▶ [TEXT BLOCK]:
---+---
Telecommunications providers even see remote mobile medical monitoring as a major source of revenue in coming years. The major medical equipment players like GE, Phillips and Siemens are also josteling in with their own remote monitoring devices and corresponding mobile applications.

Yet for a variety of reasons a similar smartphone focus has not crossed into the business world: the technology mostly benefits smaller businesses, demand is lower, company buy-in is harder to achieve. AT&T’s announcement showed growing attention on mobile app opportunities, but not the fervor seen in the medical community.

"With the growth of mobile applications, mobile devices and remote workers, more small and medium businesses are investing in servers to run their business," Michael McDonald, an analyst at industry research firm AMI-Partners, said in a press release. "As a result, the demand for remote IT server support is growing as well and we expect that it will continue to grow for the foreseeable future."

AMI’s "foreseeable future" is a $5 billion market for remote IT server support by 2013, up from $1.4 billion in 2010. As McDonald notes, this expansion is driven by increased availability of mobile devices and demand for mobile applications.

The AT&T mobile application offers businesses access to their computer files that are backed up with AT&T’s IT support team wherever mobile service is available. The user interface gives customers access to 52 common files – documents, spreadsheets, photos – stored on the company’s server. The custom interface is an upgrade over the limited, browser-based access offered in the past.

But the advancements here don’t match those in medical care. The number of wireless health devices is expected to increase from 300,000 in 2009 to 5.2 million by 2014, according to consulting firm ABI Research. In the U.S., Dallas technology consultant Parks Associates predicts the remote health industry will grow from $304 million in 2010 to $4.4 billion by 2013. That figure may not match the $5 billion market AMI predicts for remote IT server support, but the dramatic rise from the relatively paltry $304 million shows where the excitement lies.
---+---
▶ [TASKS TO COMPLETE]:
**A)** Update the article on remote monitoring markets: give everything from "Telecommunications providers even" down to "the medical community.", with "smartphone" replaced by "mobile".
**B)** According to the article on remote monitoring markets, how large does AMI-Partners expect the market for remote IT server support to be by 2013?
The entries have nothing to do with the article on remote monitoring markets.
---+---
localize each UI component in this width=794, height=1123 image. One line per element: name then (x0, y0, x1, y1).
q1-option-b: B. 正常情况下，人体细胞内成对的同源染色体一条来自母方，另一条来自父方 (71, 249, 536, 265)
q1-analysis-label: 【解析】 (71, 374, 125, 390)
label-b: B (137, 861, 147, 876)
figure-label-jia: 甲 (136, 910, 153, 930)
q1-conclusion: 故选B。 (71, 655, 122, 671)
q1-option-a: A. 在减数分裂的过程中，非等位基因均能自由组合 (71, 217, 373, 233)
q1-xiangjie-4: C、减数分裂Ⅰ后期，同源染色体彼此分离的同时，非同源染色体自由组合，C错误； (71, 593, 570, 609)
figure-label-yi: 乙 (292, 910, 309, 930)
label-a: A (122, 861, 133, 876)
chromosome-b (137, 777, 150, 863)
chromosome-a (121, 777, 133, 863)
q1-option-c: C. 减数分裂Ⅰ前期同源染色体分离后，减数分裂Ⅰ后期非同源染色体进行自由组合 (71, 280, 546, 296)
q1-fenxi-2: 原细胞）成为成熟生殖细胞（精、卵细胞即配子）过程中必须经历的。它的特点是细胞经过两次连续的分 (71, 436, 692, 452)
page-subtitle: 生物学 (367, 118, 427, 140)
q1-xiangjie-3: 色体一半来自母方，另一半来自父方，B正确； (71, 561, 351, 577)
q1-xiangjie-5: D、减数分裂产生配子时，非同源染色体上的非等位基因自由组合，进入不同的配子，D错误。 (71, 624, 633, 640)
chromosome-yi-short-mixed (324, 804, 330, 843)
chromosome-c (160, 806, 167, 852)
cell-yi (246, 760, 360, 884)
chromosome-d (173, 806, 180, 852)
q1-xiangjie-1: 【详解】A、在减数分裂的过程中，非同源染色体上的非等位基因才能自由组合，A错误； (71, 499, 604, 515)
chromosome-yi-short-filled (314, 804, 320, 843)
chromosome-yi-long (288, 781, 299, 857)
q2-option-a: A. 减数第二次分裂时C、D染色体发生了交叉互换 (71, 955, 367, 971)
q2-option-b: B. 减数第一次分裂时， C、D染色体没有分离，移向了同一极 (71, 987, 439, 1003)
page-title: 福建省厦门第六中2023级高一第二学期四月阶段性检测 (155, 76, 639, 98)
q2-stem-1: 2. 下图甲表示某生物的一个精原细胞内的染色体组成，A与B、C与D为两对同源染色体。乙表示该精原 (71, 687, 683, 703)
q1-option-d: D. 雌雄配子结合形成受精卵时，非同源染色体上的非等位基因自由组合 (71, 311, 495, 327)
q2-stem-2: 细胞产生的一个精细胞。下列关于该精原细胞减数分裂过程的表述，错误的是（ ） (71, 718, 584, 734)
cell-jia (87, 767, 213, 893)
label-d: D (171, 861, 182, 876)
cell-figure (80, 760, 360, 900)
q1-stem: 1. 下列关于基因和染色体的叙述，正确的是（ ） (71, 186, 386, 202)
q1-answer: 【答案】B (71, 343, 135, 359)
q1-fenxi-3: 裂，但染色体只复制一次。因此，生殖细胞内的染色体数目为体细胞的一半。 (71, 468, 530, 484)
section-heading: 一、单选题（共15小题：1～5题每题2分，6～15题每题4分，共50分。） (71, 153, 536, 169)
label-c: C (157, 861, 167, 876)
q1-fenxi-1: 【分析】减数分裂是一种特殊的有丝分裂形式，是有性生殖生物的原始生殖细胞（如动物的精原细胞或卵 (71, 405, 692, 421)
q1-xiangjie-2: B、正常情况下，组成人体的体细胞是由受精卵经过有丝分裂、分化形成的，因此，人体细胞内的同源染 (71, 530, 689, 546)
---+---
▶ [RESULTS BY TASK]:
**A)**
Telecommunications providers even see remote mobile medical monitoring as a major source of revenue in coming years. The major medical equipment players like GE, Phillips and Siemens are also josteling in with their own remote monitoring devices and corresponding mobile applications.

Yet for a variety of reasons a similar mobile focus has not crossed into the business world: the technology mostly benefits smaller businesses, demand is lower, company buy-in is harder to achieve. AT&T’s announcement showed growing attention on mobile app opportunities, but not the fervor seen in the medical community.

**B)** $5 billion